Quote the entries word for word. Omit the pictures.
#### DATA SHOWN ####
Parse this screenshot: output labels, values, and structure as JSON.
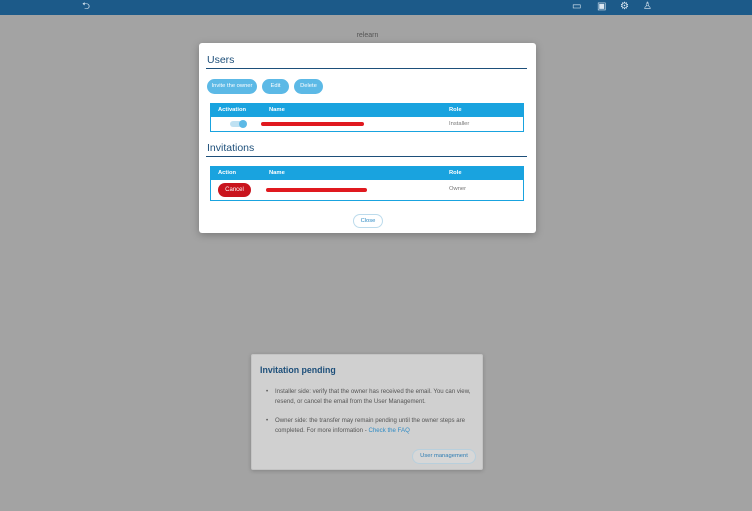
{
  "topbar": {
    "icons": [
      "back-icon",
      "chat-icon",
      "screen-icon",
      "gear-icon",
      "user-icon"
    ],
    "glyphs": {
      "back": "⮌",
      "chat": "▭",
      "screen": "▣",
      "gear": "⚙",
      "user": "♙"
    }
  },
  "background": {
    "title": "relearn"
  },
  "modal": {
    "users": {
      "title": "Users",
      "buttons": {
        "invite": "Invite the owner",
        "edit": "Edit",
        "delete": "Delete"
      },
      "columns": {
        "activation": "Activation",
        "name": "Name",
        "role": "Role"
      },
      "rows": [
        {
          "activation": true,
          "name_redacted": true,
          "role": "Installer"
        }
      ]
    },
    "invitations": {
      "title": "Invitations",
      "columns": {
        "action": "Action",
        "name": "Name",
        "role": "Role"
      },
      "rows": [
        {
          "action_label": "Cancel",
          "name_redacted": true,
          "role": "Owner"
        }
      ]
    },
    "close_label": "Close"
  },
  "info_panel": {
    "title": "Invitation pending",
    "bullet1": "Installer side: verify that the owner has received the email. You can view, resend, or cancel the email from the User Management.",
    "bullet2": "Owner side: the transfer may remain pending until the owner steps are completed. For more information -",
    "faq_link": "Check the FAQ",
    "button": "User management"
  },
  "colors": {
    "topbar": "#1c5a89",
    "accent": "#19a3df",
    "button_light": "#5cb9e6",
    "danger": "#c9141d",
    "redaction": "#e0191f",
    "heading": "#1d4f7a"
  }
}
####
__IN RESPONSE__.
Parse this screenshot: output labels, values, and structure as JSON.
{
  "topbar": {
    "icons": [
      "back-icon",
      "chat-icon",
      "screen-icon",
      "gear-icon",
      "user-icon"
    ],
    "glyphs": {
      "back": "⮌",
      "chat": "▭",
      "screen": "▣",
      "gear": "⚙",
      "user": "♙"
    }
  },
  "background": {
    "title": "relearn"
  },
  "modal": {
    "users": {
      "title": "Users",
      "buttons": {
        "invite": "Invite the owner",
        "edit": "Edit",
        "delete": "Delete"
      },
      "columns": {
        "activation": "Activation",
        "name": "Name",
        "role": "Role"
      },
      "rows": [
        {
          "activation": true,
          "name_redacted": true,
          "role": "Installer"
        }
      ]
    },
    "invitations": {
      "title": "Invitations",
      "columns": {
        "action": "Action",
        "name": "Name",
        "role": "Role"
      },
      "rows": [
        {
          "action_label": "Cancel",
          "name_redacted": true,
          "role": "Owner"
        }
      ]
    },
    "close_label": "Close"
  },
  "info_panel": {
    "title": "Invitation pending",
    "bullet1": "Installer side: verify that the owner has received the email. You can view, resend, or cancel the email from the User Management.",
    "bullet2": "Owner side: the transfer may remain pending until the owner steps are completed. For more information -",
    "faq_link": "Check the FAQ",
    "button": "User management"
  },
  "colors": {
    "topbar": "#1c5a89",
    "accent": "#19a3df",
    "button_light": "#5cb9e6",
    "danger": "#c9141d",
    "redaction": "#e0191f",
    "heading": "#1d4f7a"
  }
}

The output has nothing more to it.